• Problem description:
Repeat, exactly and completely, the material that follows. Omit the pictures.

** Begin **

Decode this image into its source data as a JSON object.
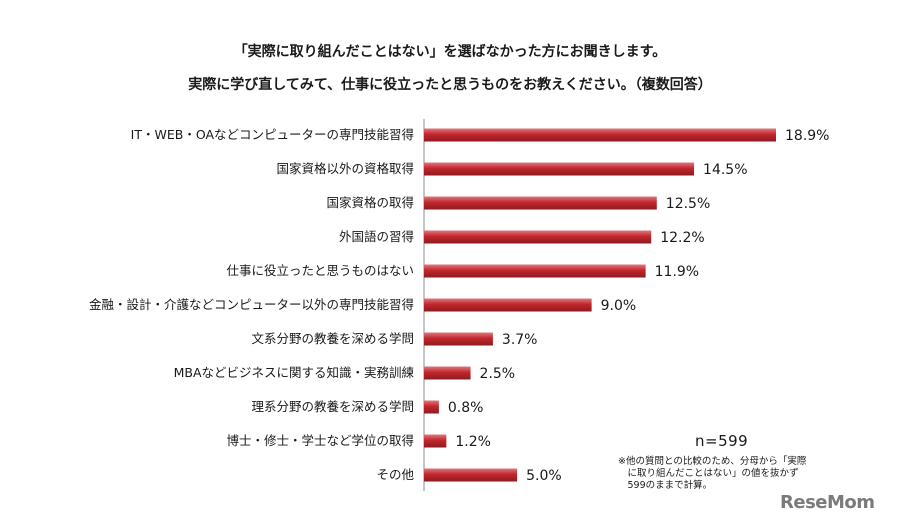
{
  "header": {
    "title_line1": "「実際に取り組んだことはない」を選ばなかった方にお聞きします。",
    "title_line2": "実際に学び直してみて、仕事に役立ったと思うものをお教えください。（複数回答）"
  },
  "chart_data": {
    "type": "bar",
    "orientation": "horizontal",
    "categories": [
      "IT・WEB・OAなどコンピューターの専門技能習得",
      "国家資格以外の資格取得",
      "国家資格の取得",
      "外国語の習得",
      "仕事に役立ったと思うものはない",
      "金融・設計・介護などコンピューター以外の専門技能習得",
      "文系分野の教養を深める学問",
      "MBAなどビジネスに関する知識・実務訓練",
      "理系分野の教養を深める学問",
      "博士・修士・学士など学位の取得",
      "その他"
    ],
    "values": [
      18.9,
      14.5,
      12.5,
      12.2,
      11.9,
      9.0,
      3.7,
      2.5,
      0.8,
      1.2,
      5.0
    ],
    "value_labels": [
      "18.9%",
      "14.5%",
      "12.5%",
      "12.2%",
      "11.9%",
      "9.0%",
      "3.7%",
      "2.5%",
      "0.8%",
      "1.2%",
      "5.0%"
    ],
    "bar_color": "#c0272d",
    "grid": false,
    "legend": "none"
  },
  "notes": {
    "sample_size": "n=599",
    "footnote": "※他の質問との比較のため、分母から「実際\n　に取り組んだことはない」の値を抜かず\n　599のままで計算。"
  },
  "brand": {
    "logo_text": "ReseMom"
  }
}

** End **

• Answer below:
Decode this image into its source data as a JSON object.
{
  "header": {
    "title_line1": "「実際に取り組んだことはない」を選ばなかった方にお聞きします。",
    "title_line2": "実際に学び直してみて、仕事に役立ったと思うものをお教えください。（複数回答）"
  },
  "chart_data": {
    "type": "bar",
    "orientation": "horizontal",
    "categories": [
      "IT・WEB・OAなどコンピューターの専門技能習得",
      "国家資格以外の資格取得",
      "国家資格の取得",
      "外国語の習得",
      "仕事に役立ったと思うものはない",
      "金融・設計・介護などコンピューター以外の専門技能習得",
      "文系分野の教養を深める学問",
      "MBAなどビジネスに関する知識・実務訓練",
      "理系分野の教養を深める学問",
      "博士・修士・学士など学位の取得",
      "その他"
    ],
    "values": [
      18.9,
      14.5,
      12.5,
      12.2,
      11.9,
      9.0,
      3.7,
      2.5,
      0.8,
      1.2,
      5.0
    ],
    "value_labels": [
      "18.9%",
      "14.5%",
      "12.5%",
      "12.2%",
      "11.9%",
      "9.0%",
      "3.7%",
      "2.5%",
      "0.8%",
      "1.2%",
      "5.0%"
    ],
    "bar_color": "#c0272d",
    "grid": false,
    "legend": "none"
  },
  "notes": {
    "sample_size": "n=599",
    "footnote": "※他の質問との比較のため、分母から「実際\n　に取り組んだことはない」の値を抜かず\n　599のままで計算。"
  },
  "brand": {
    "logo_text": "ReseMom"
  }
}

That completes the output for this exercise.